(WRITTEN TASK) Using the listing below, select the lines with the word "AIRCRAFT" and copy them.

(ROWS)
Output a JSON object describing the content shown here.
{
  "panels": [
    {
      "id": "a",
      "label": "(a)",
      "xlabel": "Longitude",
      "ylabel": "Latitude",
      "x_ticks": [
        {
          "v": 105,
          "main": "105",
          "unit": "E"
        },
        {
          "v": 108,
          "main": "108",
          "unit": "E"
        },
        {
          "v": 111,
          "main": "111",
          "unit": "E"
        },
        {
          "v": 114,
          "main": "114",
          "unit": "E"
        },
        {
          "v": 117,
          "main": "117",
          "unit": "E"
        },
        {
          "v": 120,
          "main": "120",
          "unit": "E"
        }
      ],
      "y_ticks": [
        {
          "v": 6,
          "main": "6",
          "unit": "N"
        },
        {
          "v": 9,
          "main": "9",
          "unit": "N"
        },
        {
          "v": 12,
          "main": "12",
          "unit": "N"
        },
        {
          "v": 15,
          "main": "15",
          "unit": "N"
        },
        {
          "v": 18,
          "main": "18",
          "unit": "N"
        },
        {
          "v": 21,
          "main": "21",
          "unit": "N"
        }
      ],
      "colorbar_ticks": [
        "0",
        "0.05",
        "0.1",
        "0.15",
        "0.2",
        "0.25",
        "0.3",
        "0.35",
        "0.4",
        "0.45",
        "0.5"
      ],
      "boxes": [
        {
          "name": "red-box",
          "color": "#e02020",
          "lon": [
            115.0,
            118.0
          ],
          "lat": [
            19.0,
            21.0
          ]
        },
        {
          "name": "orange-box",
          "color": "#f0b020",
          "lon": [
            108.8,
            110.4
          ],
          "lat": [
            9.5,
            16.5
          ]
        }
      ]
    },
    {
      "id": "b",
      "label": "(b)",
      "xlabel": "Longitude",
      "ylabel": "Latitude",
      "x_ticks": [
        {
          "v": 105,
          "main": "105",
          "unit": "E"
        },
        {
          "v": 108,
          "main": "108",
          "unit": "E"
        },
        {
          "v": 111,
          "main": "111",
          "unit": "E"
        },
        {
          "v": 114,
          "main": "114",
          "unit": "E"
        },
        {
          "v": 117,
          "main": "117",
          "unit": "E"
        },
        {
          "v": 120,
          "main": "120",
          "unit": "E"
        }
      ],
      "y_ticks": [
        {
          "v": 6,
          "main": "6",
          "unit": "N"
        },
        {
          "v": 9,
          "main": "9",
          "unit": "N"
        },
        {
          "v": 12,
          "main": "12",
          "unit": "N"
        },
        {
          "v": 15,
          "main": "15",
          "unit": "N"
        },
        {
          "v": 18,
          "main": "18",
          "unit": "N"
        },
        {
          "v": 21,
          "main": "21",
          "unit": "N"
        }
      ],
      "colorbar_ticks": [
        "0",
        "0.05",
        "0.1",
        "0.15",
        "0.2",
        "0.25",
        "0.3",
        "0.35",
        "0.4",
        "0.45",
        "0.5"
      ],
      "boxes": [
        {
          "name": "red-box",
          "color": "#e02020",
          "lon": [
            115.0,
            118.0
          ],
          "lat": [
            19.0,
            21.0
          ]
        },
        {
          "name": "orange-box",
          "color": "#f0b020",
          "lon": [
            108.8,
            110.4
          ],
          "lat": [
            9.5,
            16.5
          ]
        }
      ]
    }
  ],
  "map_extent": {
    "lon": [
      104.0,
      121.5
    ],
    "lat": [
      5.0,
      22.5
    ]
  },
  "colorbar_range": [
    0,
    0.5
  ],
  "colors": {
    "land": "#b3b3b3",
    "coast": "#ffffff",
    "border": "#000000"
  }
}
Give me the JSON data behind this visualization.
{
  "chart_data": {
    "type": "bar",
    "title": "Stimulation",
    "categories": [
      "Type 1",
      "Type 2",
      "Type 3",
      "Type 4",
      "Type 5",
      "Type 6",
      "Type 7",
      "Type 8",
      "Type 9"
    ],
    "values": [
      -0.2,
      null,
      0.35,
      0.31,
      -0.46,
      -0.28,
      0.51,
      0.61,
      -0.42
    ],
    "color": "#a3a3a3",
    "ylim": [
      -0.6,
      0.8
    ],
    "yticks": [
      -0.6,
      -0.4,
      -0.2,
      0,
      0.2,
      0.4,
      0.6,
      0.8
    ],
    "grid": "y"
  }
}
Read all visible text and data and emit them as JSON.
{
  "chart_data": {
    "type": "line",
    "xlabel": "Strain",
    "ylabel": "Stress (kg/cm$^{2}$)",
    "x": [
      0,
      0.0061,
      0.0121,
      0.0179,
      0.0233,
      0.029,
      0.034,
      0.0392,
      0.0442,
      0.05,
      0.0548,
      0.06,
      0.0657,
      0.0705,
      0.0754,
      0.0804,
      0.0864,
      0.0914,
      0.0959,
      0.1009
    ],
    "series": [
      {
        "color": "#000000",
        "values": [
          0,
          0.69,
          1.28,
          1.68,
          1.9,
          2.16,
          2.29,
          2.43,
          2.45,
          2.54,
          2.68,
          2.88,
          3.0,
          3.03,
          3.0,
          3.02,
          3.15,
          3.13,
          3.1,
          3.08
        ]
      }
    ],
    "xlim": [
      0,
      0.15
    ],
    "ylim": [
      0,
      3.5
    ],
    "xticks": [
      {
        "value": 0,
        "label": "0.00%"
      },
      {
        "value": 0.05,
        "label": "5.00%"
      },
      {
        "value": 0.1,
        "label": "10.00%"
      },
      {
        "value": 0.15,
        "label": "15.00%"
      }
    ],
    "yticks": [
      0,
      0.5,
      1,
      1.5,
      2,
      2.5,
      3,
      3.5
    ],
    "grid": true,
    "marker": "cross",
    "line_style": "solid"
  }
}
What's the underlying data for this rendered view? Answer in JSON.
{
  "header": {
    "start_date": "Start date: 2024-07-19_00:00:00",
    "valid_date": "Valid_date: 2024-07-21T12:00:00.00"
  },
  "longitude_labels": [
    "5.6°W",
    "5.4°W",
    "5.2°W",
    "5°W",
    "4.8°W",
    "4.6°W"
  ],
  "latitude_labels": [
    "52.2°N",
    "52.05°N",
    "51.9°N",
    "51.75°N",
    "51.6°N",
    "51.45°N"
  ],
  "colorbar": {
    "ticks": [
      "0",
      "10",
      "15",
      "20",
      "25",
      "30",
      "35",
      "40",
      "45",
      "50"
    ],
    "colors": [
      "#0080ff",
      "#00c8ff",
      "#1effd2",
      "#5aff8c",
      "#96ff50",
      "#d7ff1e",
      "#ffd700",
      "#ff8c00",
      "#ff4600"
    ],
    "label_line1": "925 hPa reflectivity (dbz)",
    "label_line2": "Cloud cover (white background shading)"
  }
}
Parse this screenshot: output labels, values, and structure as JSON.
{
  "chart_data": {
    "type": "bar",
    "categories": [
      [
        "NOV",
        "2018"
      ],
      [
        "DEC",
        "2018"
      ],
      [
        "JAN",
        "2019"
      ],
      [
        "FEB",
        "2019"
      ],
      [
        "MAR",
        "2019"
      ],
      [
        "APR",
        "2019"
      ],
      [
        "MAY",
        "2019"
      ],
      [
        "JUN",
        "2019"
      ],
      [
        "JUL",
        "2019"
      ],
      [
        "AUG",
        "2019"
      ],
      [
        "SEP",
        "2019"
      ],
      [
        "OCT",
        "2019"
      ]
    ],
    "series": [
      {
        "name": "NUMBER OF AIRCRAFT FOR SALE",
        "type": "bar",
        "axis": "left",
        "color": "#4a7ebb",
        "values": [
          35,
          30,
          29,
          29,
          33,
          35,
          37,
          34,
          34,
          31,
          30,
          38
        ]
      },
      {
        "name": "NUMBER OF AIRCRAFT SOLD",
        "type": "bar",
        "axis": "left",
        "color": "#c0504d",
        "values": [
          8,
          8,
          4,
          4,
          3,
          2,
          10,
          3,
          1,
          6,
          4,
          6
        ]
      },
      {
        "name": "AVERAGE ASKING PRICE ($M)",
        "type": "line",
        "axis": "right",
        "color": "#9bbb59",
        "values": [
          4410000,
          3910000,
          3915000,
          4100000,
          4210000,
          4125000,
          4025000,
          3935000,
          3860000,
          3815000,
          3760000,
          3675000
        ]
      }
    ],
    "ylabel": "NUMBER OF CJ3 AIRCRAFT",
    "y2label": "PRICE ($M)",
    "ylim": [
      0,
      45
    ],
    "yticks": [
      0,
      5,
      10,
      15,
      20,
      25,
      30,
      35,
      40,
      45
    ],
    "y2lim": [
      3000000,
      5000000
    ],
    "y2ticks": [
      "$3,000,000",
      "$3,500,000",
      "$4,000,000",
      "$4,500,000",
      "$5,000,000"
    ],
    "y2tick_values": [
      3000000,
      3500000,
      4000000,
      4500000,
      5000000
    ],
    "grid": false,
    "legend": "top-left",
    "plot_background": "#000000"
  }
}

(WRITTEN RESPONSE)
        "name": "NUMBER OF AIRCRAFT FOR SALE",
        "name": "NUMBER OF AIRCRAFT SOLD",
    "ylabel": "NUMBER OF CJ3 AIRCRAFT",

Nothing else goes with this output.